- [INSTRUCTIONS FOR THE TASK]: Output every line below without omitting or altering anything.

(Stored records)
+--

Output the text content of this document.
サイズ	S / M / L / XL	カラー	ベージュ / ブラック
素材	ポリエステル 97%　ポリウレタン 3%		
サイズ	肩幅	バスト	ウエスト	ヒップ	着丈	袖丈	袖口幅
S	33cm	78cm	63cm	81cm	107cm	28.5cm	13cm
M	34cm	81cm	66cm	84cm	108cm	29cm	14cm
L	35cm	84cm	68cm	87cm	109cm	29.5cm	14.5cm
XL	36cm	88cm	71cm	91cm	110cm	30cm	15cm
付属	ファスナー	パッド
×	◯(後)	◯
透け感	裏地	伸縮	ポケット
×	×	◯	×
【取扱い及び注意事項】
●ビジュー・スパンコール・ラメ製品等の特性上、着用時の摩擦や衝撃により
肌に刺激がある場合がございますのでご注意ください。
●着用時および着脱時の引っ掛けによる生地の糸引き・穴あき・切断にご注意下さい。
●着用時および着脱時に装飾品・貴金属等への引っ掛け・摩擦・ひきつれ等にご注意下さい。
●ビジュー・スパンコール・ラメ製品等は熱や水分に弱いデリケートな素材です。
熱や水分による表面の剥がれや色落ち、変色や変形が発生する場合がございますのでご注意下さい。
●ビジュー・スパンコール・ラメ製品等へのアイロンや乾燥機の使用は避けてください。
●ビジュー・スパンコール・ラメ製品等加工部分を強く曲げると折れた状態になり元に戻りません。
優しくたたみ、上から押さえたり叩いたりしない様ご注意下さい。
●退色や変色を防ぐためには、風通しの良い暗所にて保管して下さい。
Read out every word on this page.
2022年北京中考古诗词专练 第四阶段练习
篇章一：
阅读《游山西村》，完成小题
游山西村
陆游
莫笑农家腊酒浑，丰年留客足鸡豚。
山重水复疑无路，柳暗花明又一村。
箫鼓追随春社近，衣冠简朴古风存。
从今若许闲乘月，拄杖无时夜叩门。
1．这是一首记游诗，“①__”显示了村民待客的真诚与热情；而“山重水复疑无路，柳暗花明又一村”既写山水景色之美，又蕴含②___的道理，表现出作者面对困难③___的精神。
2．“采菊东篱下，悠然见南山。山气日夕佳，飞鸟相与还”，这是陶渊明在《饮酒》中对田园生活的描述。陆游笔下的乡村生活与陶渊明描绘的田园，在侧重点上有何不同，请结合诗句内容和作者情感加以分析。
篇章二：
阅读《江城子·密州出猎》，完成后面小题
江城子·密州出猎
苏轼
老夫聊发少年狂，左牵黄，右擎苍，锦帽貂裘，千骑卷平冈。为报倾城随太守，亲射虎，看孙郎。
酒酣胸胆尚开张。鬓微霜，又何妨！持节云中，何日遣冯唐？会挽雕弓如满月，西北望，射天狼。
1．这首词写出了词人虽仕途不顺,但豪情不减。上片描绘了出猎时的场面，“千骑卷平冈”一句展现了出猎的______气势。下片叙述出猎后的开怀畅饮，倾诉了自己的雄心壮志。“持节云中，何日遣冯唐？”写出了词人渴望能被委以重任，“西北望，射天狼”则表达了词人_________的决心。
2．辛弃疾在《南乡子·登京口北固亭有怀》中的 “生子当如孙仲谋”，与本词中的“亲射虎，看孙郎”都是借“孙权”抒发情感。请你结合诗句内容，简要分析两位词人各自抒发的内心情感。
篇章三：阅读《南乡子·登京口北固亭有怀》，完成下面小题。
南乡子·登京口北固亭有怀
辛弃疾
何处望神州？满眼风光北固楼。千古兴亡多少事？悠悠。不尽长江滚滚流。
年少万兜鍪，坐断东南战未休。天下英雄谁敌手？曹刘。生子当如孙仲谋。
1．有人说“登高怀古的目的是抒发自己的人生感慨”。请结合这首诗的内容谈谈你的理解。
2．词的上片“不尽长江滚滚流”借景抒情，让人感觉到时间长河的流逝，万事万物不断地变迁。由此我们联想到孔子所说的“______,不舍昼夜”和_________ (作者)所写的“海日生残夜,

+--

- [ANSWER FOR THE TASK]:
Output the text content of this document.
サイズ	S / M / L / XL	カラー	ベージュ / ブラック
素材	ポリエステル 97%　ポリウレタン 3%		
サイズ	肩幅	バスト	ウエスト	ヒップ	着丈	袖丈	袖口幅
S	33cm	78cm	63cm	81cm	107cm	28.5cm	13cm
M	34cm	81cm	66cm	84cm	108cm	29cm	14cm
L	35cm	84cm	68cm	87cm	109cm	29.5cm	14.5cm
XL	36cm	88cm	71cm	91cm	110cm	30cm	15cm
付属	ファスナー	パッド
×	◯(後)	◯
透け感	裏地	伸縮	ポケット
×	×	◯	×
【取扱い及び注意事項】
●ビジュー・スパンコール・ラメ製品等の特性上、着用時の摩擦や衝撃により
肌に刺激がある場合がございますのでご注意ください。
●着用時および着脱時の引っ掛けによる生地の糸引き・穴あき・切断にご注意下さい。
●着用時および着脱時に装飾品・貴金属等への引っ掛け・摩擦・ひきつれ等にご注意下さい。
●ビジュー・スパンコール・ラメ製品等は熱や水分に弱いデリケートな素材です。
熱や水分による表面の剥がれや色落ち、変色や変形が発生する場合がございますのでご注意下さい。
●ビジュー・スパンコール・ラメ製品等へのアイロンや乾燥機の使用は避けてください。
●ビジュー・スパンコール・ラメ製品等加工部分を強く曲げると折れた状態になり元に戻りません。
優しくたたみ、上から押さえたり叩いたりしない様ご注意下さい。
●退色や変色を防ぐためには、風通しの良い暗所にて保管して下さい。
Read out every word on this page.
2022年北京中考古诗词专练 第四阶段练习
篇章一：
阅读《游山西村》，完成小题
游山西村
陆游
莫笑农家腊酒浑，丰年留客足鸡豚。
山重水复疑无路，柳暗花明又一村。
箫鼓追随春社近，衣冠简朴古风存。
从今若许闲乘月，拄杖无时夜叩门。
1．这是一首记游诗，“①__”显示了村民待客的真诚与热情；而“山重水复疑无路，柳暗花明又一村”既写山水景色之美，又蕴含②___的道理，表现出作者面对困难③___的精神。
2．“采菊东篱下，悠然见南山。山气日夕佳，飞鸟相与还”，这是陶渊明在《饮酒》中对田园生活的描述。陆游笔下的乡村生活与陶渊明描绘的田园，在侧重点上有何不同，请结合诗句内容和作者情感加以分析。
篇章二：
阅读《江城子·密州出猎》，完成后面小题
江城子·密州出猎
苏轼
老夫聊发少年狂，左牵黄，右擎苍，锦帽貂裘，千骑卷平冈。为报倾城随太守，亲射虎，看孙郎。
酒酣胸胆尚开张。鬓微霜，又何妨！持节云中，何日遣冯唐？会挽雕弓如满月，西北望，射天狼。
1．这首词写出了词人虽仕途不顺,但豪情不减。上片描绘了出猎时的场面，“千骑卷平冈”一句展现了出猎的______气势。下片叙述出猎后的开怀畅饮，倾诉了自己的雄心壮志。“持节云中，何日遣冯唐？”写出了词人渴望能被委以重任，“西北望，射天狼”则表达了词人_________的决心。
2．辛弃疾在《南乡子·登京口北固亭有怀》中的 “生子当如孙仲谋”，与本词中的“亲射虎，看孙郎”都是借“孙权”抒发情感。请你结合诗句内容，简要分析两位词人各自抒发的内心情感。
篇章三：阅读《南乡子·登京口北固亭有怀》，完成下面小题。
南乡子·登京口北固亭有怀
辛弃疾
何处望神州？满眼风光北固楼。千古兴亡多少事？悠悠。不尽长江滚滚流。
年少万兜鍪，坐断东南战未休。天下英雄谁敌手？曹刘。生子当如孙仲谋。
1．有人说“登高怀古的目的是抒发自己的人生感慨”。请结合这首诗的内容谈谈你的理解。
2．词的上片“不尽长江滚滚流”借景抒情，让人感觉到时间长河的流逝，万事万物不断地变迁。由此我们联想到孔子所说的“______,不舍昼夜”和_________ (作者)所写的“海日生残夜,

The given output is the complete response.